Rewrite the data below, substituting "choice-letter" for every "option-letter" and leaving everything else untouched.
------------------------------
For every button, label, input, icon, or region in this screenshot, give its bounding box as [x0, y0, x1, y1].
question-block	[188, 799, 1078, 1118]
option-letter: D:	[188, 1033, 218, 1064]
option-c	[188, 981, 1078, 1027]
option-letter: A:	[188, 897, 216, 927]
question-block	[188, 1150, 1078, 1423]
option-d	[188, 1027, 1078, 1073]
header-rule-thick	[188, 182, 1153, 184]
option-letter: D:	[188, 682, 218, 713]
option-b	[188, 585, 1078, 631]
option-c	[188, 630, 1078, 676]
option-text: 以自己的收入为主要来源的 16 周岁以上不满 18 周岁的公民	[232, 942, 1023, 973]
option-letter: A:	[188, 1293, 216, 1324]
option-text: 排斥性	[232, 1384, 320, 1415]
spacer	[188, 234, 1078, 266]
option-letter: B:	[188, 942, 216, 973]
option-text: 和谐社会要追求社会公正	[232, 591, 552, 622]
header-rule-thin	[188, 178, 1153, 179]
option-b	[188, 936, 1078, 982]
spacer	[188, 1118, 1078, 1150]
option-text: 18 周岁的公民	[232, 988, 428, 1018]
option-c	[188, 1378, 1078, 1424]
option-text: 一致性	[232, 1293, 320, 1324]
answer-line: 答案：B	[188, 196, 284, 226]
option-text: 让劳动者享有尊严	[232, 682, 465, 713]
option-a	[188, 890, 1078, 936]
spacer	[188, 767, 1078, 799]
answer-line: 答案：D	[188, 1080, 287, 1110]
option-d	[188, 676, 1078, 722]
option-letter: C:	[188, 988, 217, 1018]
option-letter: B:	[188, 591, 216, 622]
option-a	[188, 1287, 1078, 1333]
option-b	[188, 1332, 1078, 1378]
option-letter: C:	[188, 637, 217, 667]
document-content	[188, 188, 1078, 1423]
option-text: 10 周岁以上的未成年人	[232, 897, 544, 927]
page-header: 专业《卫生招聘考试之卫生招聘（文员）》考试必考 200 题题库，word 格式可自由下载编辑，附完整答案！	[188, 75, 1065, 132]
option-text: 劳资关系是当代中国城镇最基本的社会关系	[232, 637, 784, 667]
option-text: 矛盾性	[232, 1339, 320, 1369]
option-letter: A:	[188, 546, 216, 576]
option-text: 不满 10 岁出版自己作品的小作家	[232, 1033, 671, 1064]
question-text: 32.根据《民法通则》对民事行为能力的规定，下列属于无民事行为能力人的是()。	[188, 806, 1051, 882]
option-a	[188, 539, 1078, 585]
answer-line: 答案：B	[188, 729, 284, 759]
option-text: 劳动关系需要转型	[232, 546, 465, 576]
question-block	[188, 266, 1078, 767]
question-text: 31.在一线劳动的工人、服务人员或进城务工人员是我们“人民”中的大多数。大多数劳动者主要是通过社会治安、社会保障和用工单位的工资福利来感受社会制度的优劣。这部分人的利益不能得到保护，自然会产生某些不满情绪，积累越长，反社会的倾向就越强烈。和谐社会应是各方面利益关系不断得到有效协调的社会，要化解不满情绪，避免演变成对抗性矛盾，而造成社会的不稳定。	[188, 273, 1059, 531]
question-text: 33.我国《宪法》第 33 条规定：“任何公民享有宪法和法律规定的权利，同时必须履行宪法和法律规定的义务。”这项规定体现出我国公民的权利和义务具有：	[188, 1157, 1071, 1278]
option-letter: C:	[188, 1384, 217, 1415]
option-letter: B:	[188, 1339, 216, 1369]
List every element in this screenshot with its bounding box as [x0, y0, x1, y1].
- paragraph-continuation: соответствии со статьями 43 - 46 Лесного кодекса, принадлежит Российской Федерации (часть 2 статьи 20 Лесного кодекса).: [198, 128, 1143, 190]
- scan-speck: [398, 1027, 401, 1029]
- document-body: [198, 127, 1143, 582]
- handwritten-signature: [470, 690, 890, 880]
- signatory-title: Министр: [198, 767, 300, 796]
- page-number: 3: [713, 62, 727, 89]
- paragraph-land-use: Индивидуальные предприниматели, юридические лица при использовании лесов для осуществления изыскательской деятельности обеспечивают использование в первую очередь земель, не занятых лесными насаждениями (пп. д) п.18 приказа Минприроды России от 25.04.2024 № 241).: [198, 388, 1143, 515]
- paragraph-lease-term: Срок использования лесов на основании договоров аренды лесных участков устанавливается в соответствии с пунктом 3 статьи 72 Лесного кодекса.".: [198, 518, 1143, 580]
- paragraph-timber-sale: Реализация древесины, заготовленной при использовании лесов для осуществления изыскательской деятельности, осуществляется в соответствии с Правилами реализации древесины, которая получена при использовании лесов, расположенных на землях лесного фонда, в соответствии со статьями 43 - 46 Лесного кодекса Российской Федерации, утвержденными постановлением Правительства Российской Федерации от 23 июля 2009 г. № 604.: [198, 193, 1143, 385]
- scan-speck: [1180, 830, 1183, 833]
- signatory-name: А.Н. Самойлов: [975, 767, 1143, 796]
------------------------------
● **TASK ANSWER**:
For every button, label, input, icon, or region in this screenshot, give its bounding box as [x0, y0, x1, y1].
question-block	[188, 799, 1078, 1118]
choice-letter: D:	[188, 1033, 218, 1064]
option-c	[188, 981, 1078, 1027]
choice-letter: A:	[188, 897, 216, 927]
question-block	[188, 1150, 1078, 1423]
option-d	[188, 1027, 1078, 1073]
header-rule-thick	[188, 182, 1153, 184]
choice-letter: D:	[188, 682, 218, 713]
option-b	[188, 585, 1078, 631]
option-c	[188, 630, 1078, 676]
option-text: 以自己的收入为主要来源的 16 周岁以上不满 18 周岁的公民	[232, 942, 1023, 973]
choice-letter: A:	[188, 1293, 216, 1324]
option-text: 排斥性	[232, 1384, 320, 1415]
spacer	[188, 234, 1078, 266]
choice-letter: B:	[188, 942, 216, 973]
option-text: 和谐社会要追求社会公正	[232, 591, 552, 622]
header-rule-thin	[188, 178, 1153, 179]
option-b	[188, 936, 1078, 982]
spacer	[188, 1118, 1078, 1150]
option-text: 18 周岁的公民	[232, 988, 428, 1018]
option-c	[188, 1378, 1078, 1424]
option-text: 一致性	[232, 1293, 320, 1324]
answer-line: 答案：B	[188, 196, 284, 226]
option-text: 让劳动者享有尊严	[232, 682, 465, 713]
option-a	[188, 890, 1078, 936]
spacer	[188, 767, 1078, 799]
answer-line: 答案：D	[188, 1080, 287, 1110]
option-d	[188, 676, 1078, 722]
choice-letter: C:	[188, 988, 217, 1018]
choice-letter: B:	[188, 591, 216, 622]
option-a	[188, 1287, 1078, 1333]
option-b	[188, 1332, 1078, 1378]
choice-letter: C:	[188, 637, 217, 667]
document-content	[188, 188, 1078, 1423]
option-text: 10 周岁以上的未成年人	[232, 897, 544, 927]
page-header: 专业《卫生招聘考试之卫生招聘（文员）》考试必考 200 题题库，word 格式可自由下载编辑，附完整答案！	[188, 75, 1065, 132]
option-text: 劳资关系是当代中国城镇最基本的社会关系	[232, 637, 784, 667]
option-text: 矛盾性	[232, 1339, 320, 1369]
choice-letter: A:	[188, 546, 216, 576]
option-text: 不满 10 岁出版自己作品的小作家	[232, 1033, 671, 1064]
question-text: 32.根据《民法通则》对民事行为能力的规定，下列属于无民事行为能力人的是()。	[188, 806, 1051, 882]
option-a	[188, 539, 1078, 585]
answer-line: 答案：B	[188, 729, 284, 759]
option-text: 劳动关系需要转型	[232, 546, 465, 576]
question-block	[188, 266, 1078, 767]
question-text: 31.在一线劳动的工人、服务人员或进城务工人员是我们“人民”中的大多数。大多数劳动者主要是通过社会治安、社会保障和用工单位的工资福利来感受社会制度的优劣。这部分人的利益不能得到保护，自然会产生某些不满情绪，积累越长，反社会的倾向就越强烈。和谐社会应是各方面利益关系不断得到有效协调的社会，要化解不满情绪，避免演变成对抗性矛盾，而造成社会的不稳定。	[188, 273, 1059, 531]
question-text: 33.我国《宪法》第 33 条规定：“任何公民享有宪法和法律规定的权利，同时必须履行宪法和法律规定的义务。”这项规定体现出我国公民的权利和义务具有：	[188, 1157, 1071, 1278]
choice-letter: C:	[188, 1384, 217, 1415]
choice-letter: B:	[188, 1339, 216, 1369]
List every element in this screenshot with its bounding box as [x0, y0, x1, y1].
- paragraph-continuation: соответствии со статьями 43 - 46 Лесного кодекса, принадлежит Российской Федерации (часть 2 статьи 20 Лесного кодекса).: [198, 128, 1143, 190]
- scan-speck: [398, 1027, 401, 1029]
- document-body: [198, 127, 1143, 582]
- handwritten-signature: [470, 690, 890, 880]
- signatory-title: Министр: [198, 767, 300, 796]
- page-number: 3: [713, 62, 727, 89]
- paragraph-land-use: Индивидуальные предприниматели, юридические лица при использовании лесов для осуществления изыскательской деятельности обеспечивают использование в первую очередь земель, не занятых лесными насаждениями (пп. д) п.18 приказа Минприроды России от 25.04.2024 № 241).: [198, 388, 1143, 515]
- paragraph-lease-term: Срок использования лесов на основании договоров аренды лесных участков устанавливается в соответствии с пунктом 3 статьи 72 Лесного кодекса.".: [198, 518, 1143, 580]
- paragraph-timber-sale: Реализация древесины, заготовленной при использовании лесов для осуществления изыскательской деятельности, осуществляется в соответствии с Правилами реализации древесины, которая получена при использовании лесов, расположенных на землях лесного фонда, в соответствии со статьями 43 - 46 Лесного кодекса Российской Федерации, утвержденными постановлением Правительства Российской Федерации от 23 июля 2009 г. № 604.: [198, 193, 1143, 385]
- scan-speck: [1180, 830, 1183, 833]
- signatory-name: А.Н. Самойлов: [975, 767, 1143, 796]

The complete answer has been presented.